_Given exercise_: Copy each entry as it stands, leaving nothing out.

_Extracted data_:
——————

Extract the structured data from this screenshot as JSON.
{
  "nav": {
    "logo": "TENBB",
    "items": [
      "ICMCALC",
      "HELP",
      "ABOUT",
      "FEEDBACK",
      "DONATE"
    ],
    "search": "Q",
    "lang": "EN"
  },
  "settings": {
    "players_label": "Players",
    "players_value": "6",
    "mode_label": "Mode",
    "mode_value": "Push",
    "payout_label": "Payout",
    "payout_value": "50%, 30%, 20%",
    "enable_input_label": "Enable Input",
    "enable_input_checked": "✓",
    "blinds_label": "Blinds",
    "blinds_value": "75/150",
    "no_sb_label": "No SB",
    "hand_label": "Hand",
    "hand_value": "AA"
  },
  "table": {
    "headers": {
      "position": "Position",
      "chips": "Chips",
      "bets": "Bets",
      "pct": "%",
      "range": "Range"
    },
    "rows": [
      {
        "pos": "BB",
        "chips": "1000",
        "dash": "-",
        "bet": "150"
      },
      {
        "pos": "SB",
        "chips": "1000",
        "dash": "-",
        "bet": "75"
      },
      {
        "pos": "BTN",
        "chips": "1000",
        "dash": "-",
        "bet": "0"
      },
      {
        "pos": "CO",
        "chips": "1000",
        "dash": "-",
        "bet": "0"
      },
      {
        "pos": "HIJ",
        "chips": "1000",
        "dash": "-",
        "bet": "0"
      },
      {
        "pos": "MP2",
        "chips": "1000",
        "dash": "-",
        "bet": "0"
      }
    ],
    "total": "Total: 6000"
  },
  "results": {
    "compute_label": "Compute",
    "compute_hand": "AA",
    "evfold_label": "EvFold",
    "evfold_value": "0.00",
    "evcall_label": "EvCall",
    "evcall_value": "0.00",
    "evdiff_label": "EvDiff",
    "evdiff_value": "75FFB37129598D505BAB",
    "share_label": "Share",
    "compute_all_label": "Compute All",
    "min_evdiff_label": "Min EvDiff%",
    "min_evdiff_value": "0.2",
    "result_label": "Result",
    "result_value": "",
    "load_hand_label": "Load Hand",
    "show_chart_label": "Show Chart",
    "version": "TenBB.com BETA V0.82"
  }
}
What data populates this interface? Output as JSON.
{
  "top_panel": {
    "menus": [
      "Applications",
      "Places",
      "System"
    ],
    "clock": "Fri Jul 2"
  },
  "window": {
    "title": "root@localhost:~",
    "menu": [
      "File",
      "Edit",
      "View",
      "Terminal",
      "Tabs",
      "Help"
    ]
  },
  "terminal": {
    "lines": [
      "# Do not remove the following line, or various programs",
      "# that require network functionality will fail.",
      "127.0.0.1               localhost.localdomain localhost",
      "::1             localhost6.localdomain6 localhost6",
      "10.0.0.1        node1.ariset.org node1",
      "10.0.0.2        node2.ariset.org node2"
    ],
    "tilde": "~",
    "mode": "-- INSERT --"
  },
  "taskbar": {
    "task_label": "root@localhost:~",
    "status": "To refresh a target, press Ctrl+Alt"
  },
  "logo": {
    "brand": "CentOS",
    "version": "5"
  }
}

——————

_Expected answer_:
Extract the structured data from this screenshot as JSON.
{
  "nav": {
    "logo": "TENBB",
    "items": [
      "ICMCALC",
      "HELP",
      "ABOUT",
      "FEEDBACK",
      "DONATE"
    ],
    "search": "Q",
    "lang": "EN"
  },
  "settings": {
    "players_label": "Players",
    "players_value": "6",
    "mode_label": "Mode",
    "mode_value": "Push",
    "payout_label": "Payout",
    "payout_value": "50%, 30%, 20%",
    "enable_input_label": "Enable Input",
    "enable_input_checked": "✓",
    "blinds_label": "Blinds",
    "blinds_value": "75/150",
    "no_sb_label": "No SB",
    "hand_label": "Hand",
    "hand_value": "AA"
  },
  "table": {
    "headers": {
      "position": "Position",
      "chips": "Chips",
      "bets": "Bets",
      "pct": "%",
      "range": "Range"
    },
    "rows": [
      {
        "pos": "BB",
        "chips": "1000",
        "dash": "-",
        "bet": "150"
      },
      {
        "pos": "SB",
        "chips": "1000",
        "dash": "-",
        "bet": "75"
      },
      {
        "pos": "BTN",
        "chips": "1000",
        "dash": "-",
        "bet": "0"
      },
      {
        "pos": "CO",
        "chips": "1000",
        "dash": "-",
        "bet": "0"
      },
      {
        "pos": "HIJ",
        "chips": "1000",
        "dash": "-",
        "bet": "0"
      },
      {
        "pos": "MP2",
        "chips": "1000",
        "dash": "-",
        "bet": "0"
      }
    ],
    "total": "Total: 6000"
  },
  "results": {
    "compute_label": "Compute",
    "compute_hand": "AA",
    "evfold_label": "EvFold",
    "evfold_value": "0.00",
    "evcall_label": "EvCall",
    "evcall_value": "0.00",
    "evdiff_label": "EvDiff",
    "evdiff_value": "75FFB37129598D505BAB",
    "share_label": "Share",
    "compute_all_label": "Compute All",
    "min_evdiff_label": "Min EvDiff%",
    "min_evdiff_value": "0.2",
    "result_label": "Result",
    "result_value": "",
    "load_hand_label": "Load Hand",
    "show_chart_label": "Show Chart",
    "version": "TenBB.com BETA V0.82"
  }
}
What data populates this interface? Output as JSON.
{
  "top_panel": {
    "menus": [
      "Applications",
      "Places",
      "System"
    ],
    "clock": "Fri Jul 2"
  },
  "window": {
    "title": "root@localhost:~",
    "menu": [
      "File",
      "Edit",
      "View",
      "Terminal",
      "Tabs",
      "Help"
    ]
  },
  "terminal": {
    "lines": [
      "# Do not remove the following line, or various programs",
      "# that require network functionality will fail.",
      "127.0.0.1               localhost.localdomain localhost",
      "::1             localhost6.localdomain6 localhost6",
      "10.0.0.1        node1.ariset.org node1",
      "10.0.0.2        node2.ariset.org node2"
    ],
    "tilde": "~",
    "mode": "-- INSERT --"
  },
  "taskbar": {
    "task_label": "root@localhost:~",
    "status": "To refresh a target, press Ctrl+Alt"
  },
  "logo": {
    "brand": "CentOS",
    "version": "5"
  }
}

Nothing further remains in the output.